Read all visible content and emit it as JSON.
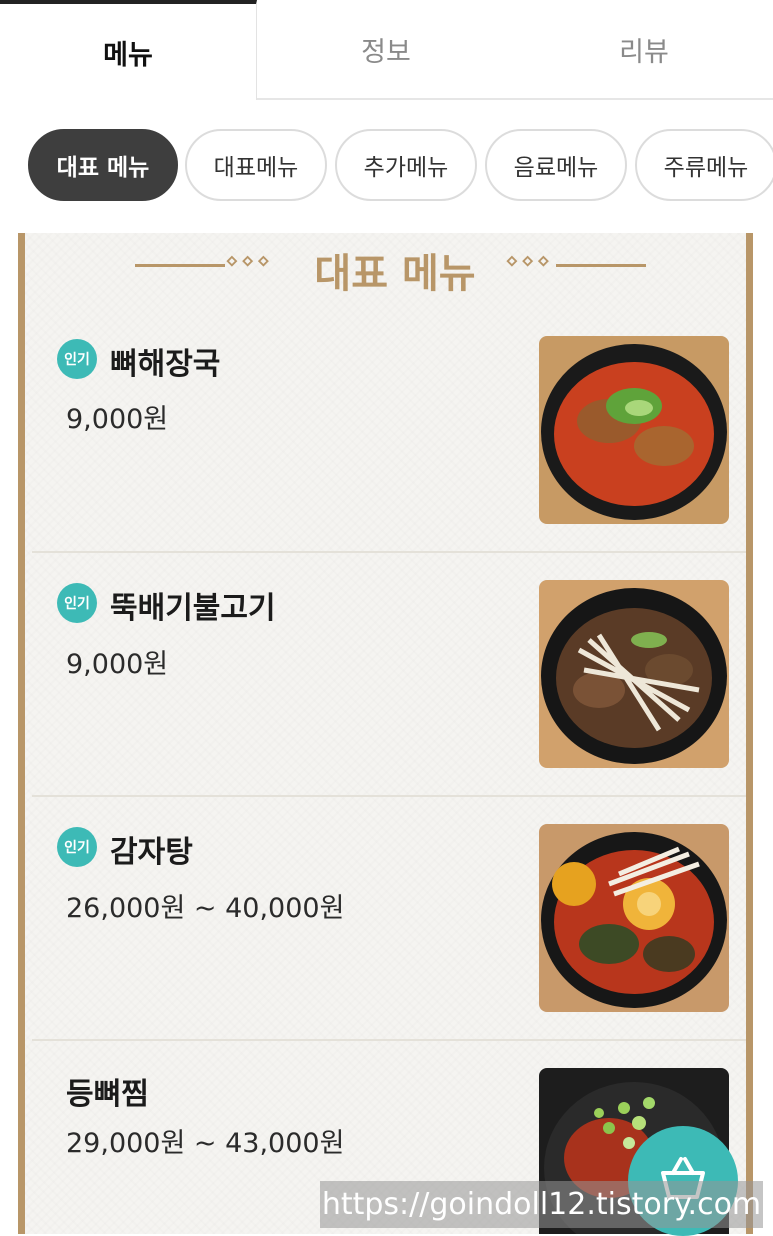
{
  "tabs": [
    {
      "label": "메뉴",
      "active": true
    },
    {
      "label": "정보",
      "active": false
    },
    {
      "label": "리뷰",
      "active": false
    }
  ],
  "chips": [
    {
      "label": "대표 메뉴",
      "active": true
    },
    {
      "label": "대표메뉴",
      "active": false
    },
    {
      "label": "추가메뉴",
      "active": false
    },
    {
      "label": "음료메뉴",
      "active": false
    },
    {
      "label": "주류메뉴",
      "active": false
    }
  ],
  "board": {
    "title": "대표 메뉴",
    "ornament_left": "⋄⋄⋄",
    "ornament_right": "⋄⋄⋄"
  },
  "items": [
    {
      "badge": "인기",
      "name": "뼈해장국",
      "price": "9,000원",
      "image": "bone-soup"
    },
    {
      "badge": "인기",
      "name": "뚝배기불고기",
      "price": "9,000원",
      "image": "bulgogi-hotpot"
    },
    {
      "badge": "인기",
      "name": "감자탕",
      "price": "26,000원 ~ 40,000원",
      "image": "gamjatang"
    },
    {
      "badge": "",
      "name": "등뼈찜",
      "price": "29,000원 ~ 43,000원",
      "image": "braised-backbone"
    }
  ],
  "fab": {
    "icon": "basket-icon"
  },
  "watermark": "https://goindoll12.tistory.com",
  "colors": {
    "accent": "#3dbab6",
    "gold": "#b89668",
    "dark_chip": "#3e3e3e"
  }
}
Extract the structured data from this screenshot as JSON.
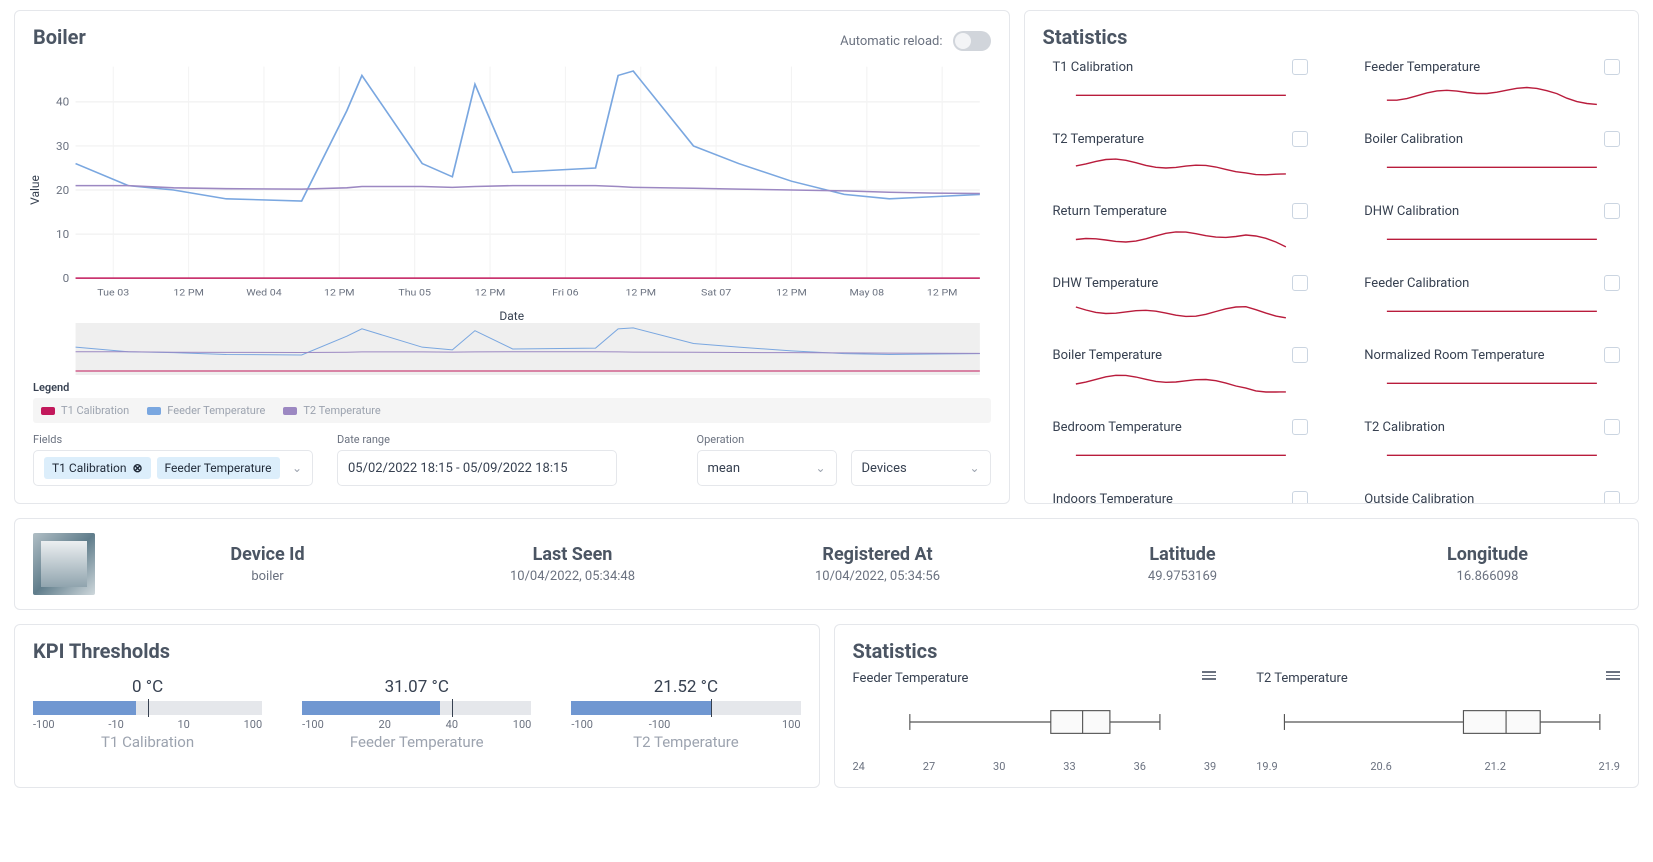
{
  "boiler": {
    "title": "Boiler",
    "auto_reload_label": "Automatic reload:",
    "auto_reload": false,
    "legend_title": "Legend",
    "legend": [
      "T1 Calibration",
      "Feeder Temperature",
      "T2 Temperature"
    ],
    "controls": {
      "fields_label": "Fields",
      "field_chips": [
        "T1 Calibration",
        "Feeder Temperature"
      ],
      "date_range_label": "Date range",
      "date_range_value": "05/02/2022 18:15 - 05/09/2022 18:15",
      "operation_label": "Operation",
      "operation_value": "mean",
      "devices_value": "Devices"
    },
    "colors": {
      "t1": "#c2185b",
      "feeder": "#7aa7e0",
      "t2": "#9c88c2"
    }
  },
  "stats_panel": {
    "title": "Statistics",
    "items": [
      "T1 Calibration",
      "Feeder Temperature",
      "T2 Temperature",
      "Boiler Calibration",
      "Return Temperature",
      "DHW Calibration",
      "DHW Temperature",
      "Feeder Calibration",
      "Boiler Temperature",
      "Normalized Room Temperature",
      "Bedroom Temperature",
      "T2 Calibration",
      "Indoors Temperature",
      "Outside Calibration"
    ],
    "sparkline_color": "#b91c3c"
  },
  "device_info": {
    "device_id_label": "Device Id",
    "device_id": "boiler",
    "last_seen_label": "Last Seen",
    "last_seen": "10/04/2022, 05:34:48",
    "registered_label": "Registered At",
    "registered": "10/04/2022, 05:34:56",
    "latitude_label": "Latitude",
    "latitude": "49.9753169",
    "longitude_label": "Longitude",
    "longitude": "16.866098"
  },
  "kpi": {
    "title": "KPI Thresholds",
    "items": [
      {
        "name": "T1 Calibration",
        "value": "0 °C",
        "min": -100,
        "max": 100,
        "fill_to": -10,
        "marker": 0,
        "ticks": [
          "-100",
          "-10",
          "10",
          "100"
        ]
      },
      {
        "name": "Feeder Temperature",
        "value": "31.07 °C",
        "min": -100,
        "max": 100,
        "fill_to": 20,
        "marker": 31.07,
        "ticks": [
          "-100",
          "20",
          "40",
          "100"
        ]
      },
      {
        "name": "T2 Temperature",
        "value": "21.52 °C",
        "min": -100,
        "max": 100,
        "fill_to": 21.52,
        "marker": 21.52,
        "ticks": [
          "-100",
          "-100",
          "",
          "100"
        ]
      }
    ]
  },
  "stats2": {
    "title": "Statistics",
    "plots": [
      {
        "name": "Feeder Temperature",
        "ticks": [
          "24",
          "27",
          "30",
          "33",
          "36",
          "39"
        ],
        "box": {
          "min": 26,
          "q1": 32.2,
          "median": 33.6,
          "q3": 34.8,
          "max": 37
        }
      },
      {
        "name": "T2 Temperature",
        "ticks": [
          "19.9",
          "20.6",
          "21.2",
          "21.9"
        ],
        "box": {
          "min": 20.0,
          "q1": 21.05,
          "median": 21.3,
          "q3": 21.5,
          "max": 21.85
        }
      }
    ]
  },
  "chart_data": {
    "type": "line",
    "title": "Boiler",
    "xlabel": "Date",
    "ylabel": "Value",
    "ylim": [
      0,
      48
    ],
    "x_ticks": [
      "Tue 03",
      "12 PM",
      "Wed 04",
      "12 PM",
      "Thu 05",
      "12 PM",
      "Fri 06",
      "12 PM",
      "Sat 07",
      "12 PM",
      "May 08",
      "12 PM"
    ],
    "x_indices": [
      0,
      1,
      2,
      3,
      4,
      5,
      6,
      7,
      8,
      9,
      10,
      11,
      12
    ],
    "series": [
      {
        "name": "T1 Calibration",
        "color": "#c2185b",
        "values": [
          0,
          0,
          0,
          0,
          0,
          0,
          0,
          0,
          0,
          0,
          0,
          0,
          0
        ]
      },
      {
        "name": "Feeder Temperature",
        "color": "#7aa7e0",
        "values": [
          26,
          21,
          20,
          18,
          17.5,
          38,
          46,
          26,
          23,
          44,
          24,
          25,
          46,
          47,
          30,
          26,
          22,
          19,
          18,
          18.5,
          19
        ],
        "x": [
          0,
          0.7,
          1.3,
          2,
          3,
          3.6,
          3.8,
          4.6,
          5,
          5.3,
          5.8,
          6.9,
          7.2,
          7.4,
          8.2,
          8.8,
          9.5,
          10.2,
          10.8,
          11.4,
          12
        ]
      },
      {
        "name": "T2 Temperature",
        "color": "#9c88c2",
        "values": [
          21,
          21,
          20.5,
          20.3,
          20.2,
          20.5,
          20.8,
          20.8,
          20.6,
          20.8,
          21,
          21,
          20.8,
          20.6,
          20.4,
          20.2,
          20,
          19.8,
          19.5,
          19.3,
          19.2
        ],
        "x": [
          0,
          0.7,
          1.3,
          2,
          3,
          3.6,
          3.8,
          4.6,
          5,
          5.3,
          5.8,
          6.9,
          7.2,
          7.4,
          8.2,
          8.8,
          9.5,
          10.2,
          10.8,
          11.4,
          12
        ]
      }
    ]
  }
}
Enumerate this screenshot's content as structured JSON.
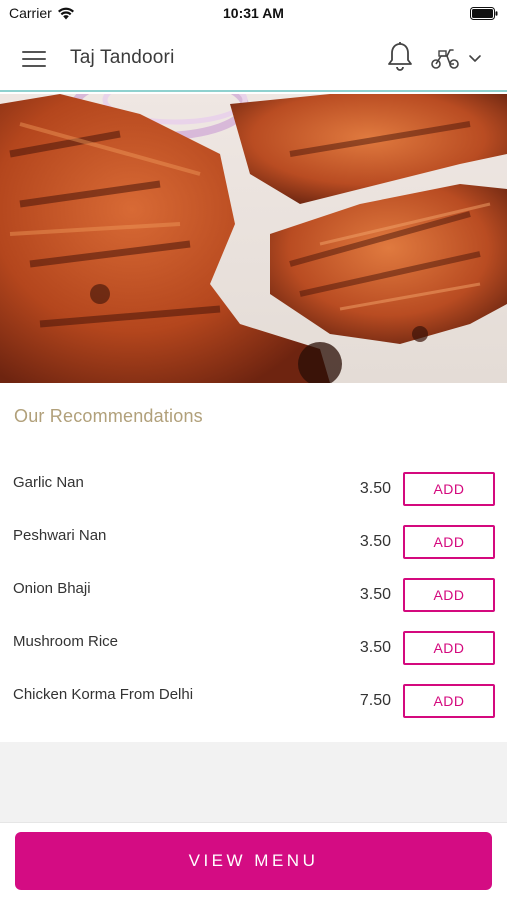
{
  "status_bar": {
    "carrier": "Carrier",
    "time": "10:31 AM"
  },
  "header": {
    "title": "Taj Tandoori",
    "icons": [
      "hamburger-menu-icon",
      "bell-icon",
      "scooter-icon",
      "chevron-down-icon"
    ]
  },
  "hero": {
    "image": "tandoori-chicken-photo"
  },
  "recommendations": {
    "title": "Our Recommendations",
    "items": [
      {
        "name": "Garlic Nan",
        "price": "3.50",
        "button": "ADD"
      },
      {
        "name": "Peshwari Nan",
        "price": "3.50",
        "button": "ADD"
      },
      {
        "name": "Onion Bhaji",
        "price": "3.50",
        "button": "ADD"
      },
      {
        "name": "Mushroom Rice",
        "price": "3.50",
        "button": "ADD"
      },
      {
        "name": "Chicken Korma From Delhi",
        "price": "7.50",
        "button": "ADD"
      }
    ]
  },
  "footer": {
    "button_label": "VIEW MENU"
  },
  "colors": {
    "accent": "#d40c83",
    "section_title": "#b1a07a",
    "header_border": "#8fd1cf"
  }
}
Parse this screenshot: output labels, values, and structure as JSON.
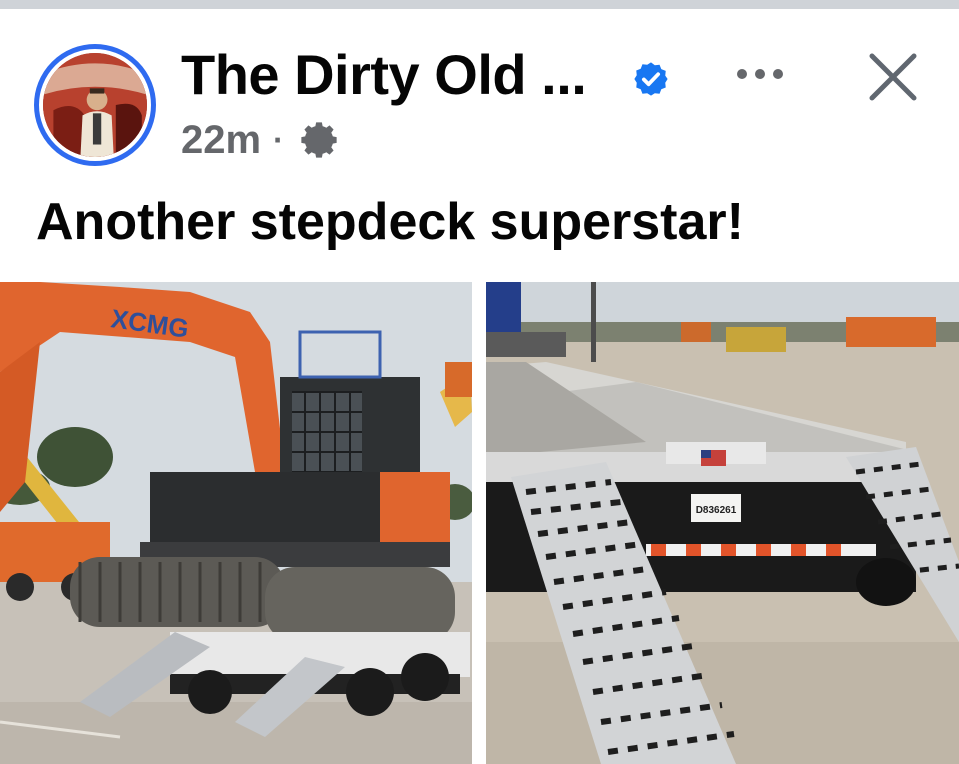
{
  "post": {
    "page_name": "The Dirty Old ...",
    "timestamp": "22m",
    "separator": "·",
    "text": "Another stepdeck superstar!",
    "verified": true,
    "icons": {
      "verified": "verified-badge-icon",
      "audience": "gear-icon",
      "more": "more-options-icon",
      "close": "close-icon"
    },
    "photos": [
      {
        "name": "excavator-on-stepdeck-photo",
        "brand_text": "XCMG"
      },
      {
        "name": "trailer-ramps-photo",
        "plate_text": "D836261"
      }
    ]
  },
  "colors": {
    "verified_blue": "#1877f2",
    "avatar_ring": "#2f6bf0",
    "meta_gray": "#65676b",
    "text": "#050505"
  }
}
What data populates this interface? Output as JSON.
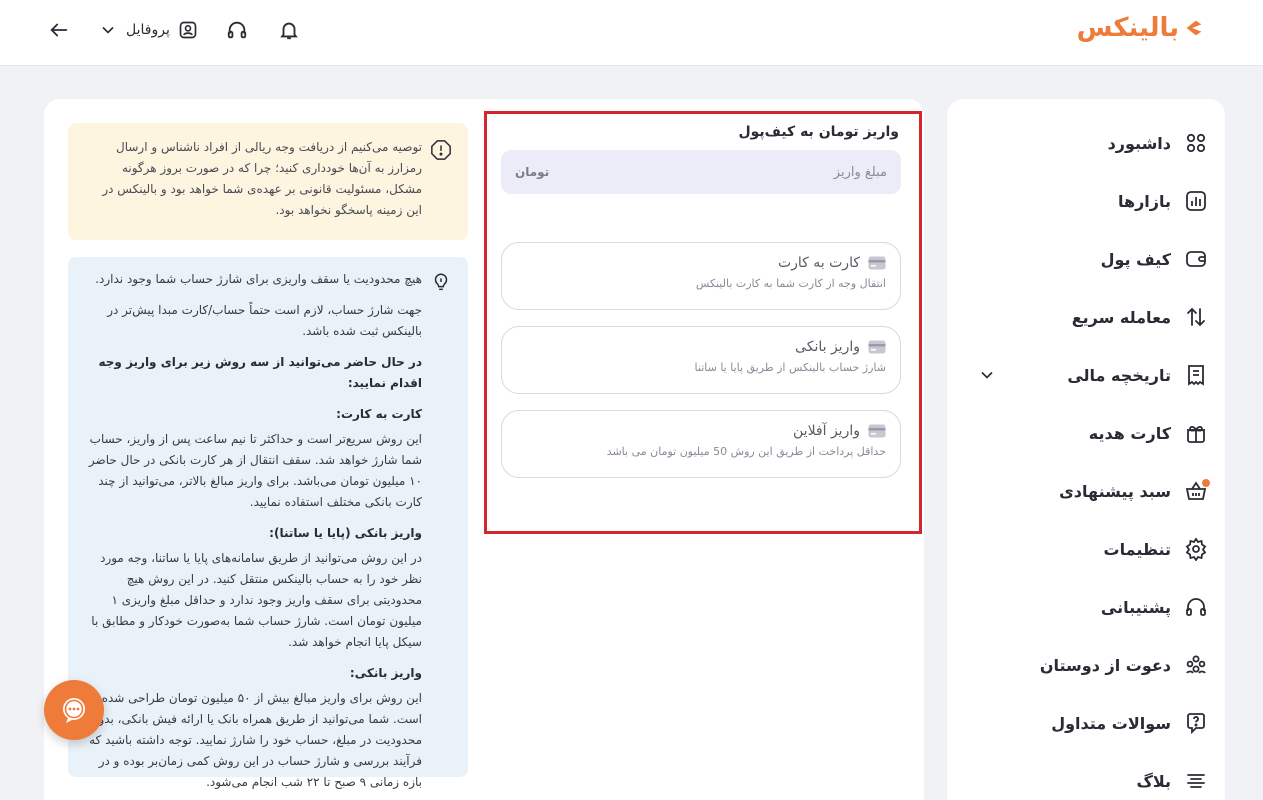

▶ **Challenge**:
Print exactly the lines from the line with "Parse this screenshot: output" through the end of the data, both ends included, and print no pictures.

▶ **Answer for this exercise**:
Parse this screenshot: output labels, values, and structure as JSON.
{
  "post": {
    "page_name": "The Dirty Old ...",
    "timestamp": "22m",
    "separator": "·",
    "text": "Another stepdeck superstar!",
    "verified": true,
    "icons": {
      "verified": "verified-badge-icon",
      "audience": "gear-icon",
      "more": "more-options-icon",
      "close": "close-icon"
    },
    "photos": [
      {
        "name": "excavator-on-stepdeck-photo",
        "brand_text": "XCMG"
      },
      {
        "name": "trailer-ramps-photo",
        "plate_text": "D836261"
      }
    ]
  },
  "colors": {
    "verified_blue": "#1877f2",
    "avatar_ring": "#2f6bf0",
    "meta_gray": "#65676b",
    "text": "#050505"
  }
}
What data populates this interface? Output as JSON.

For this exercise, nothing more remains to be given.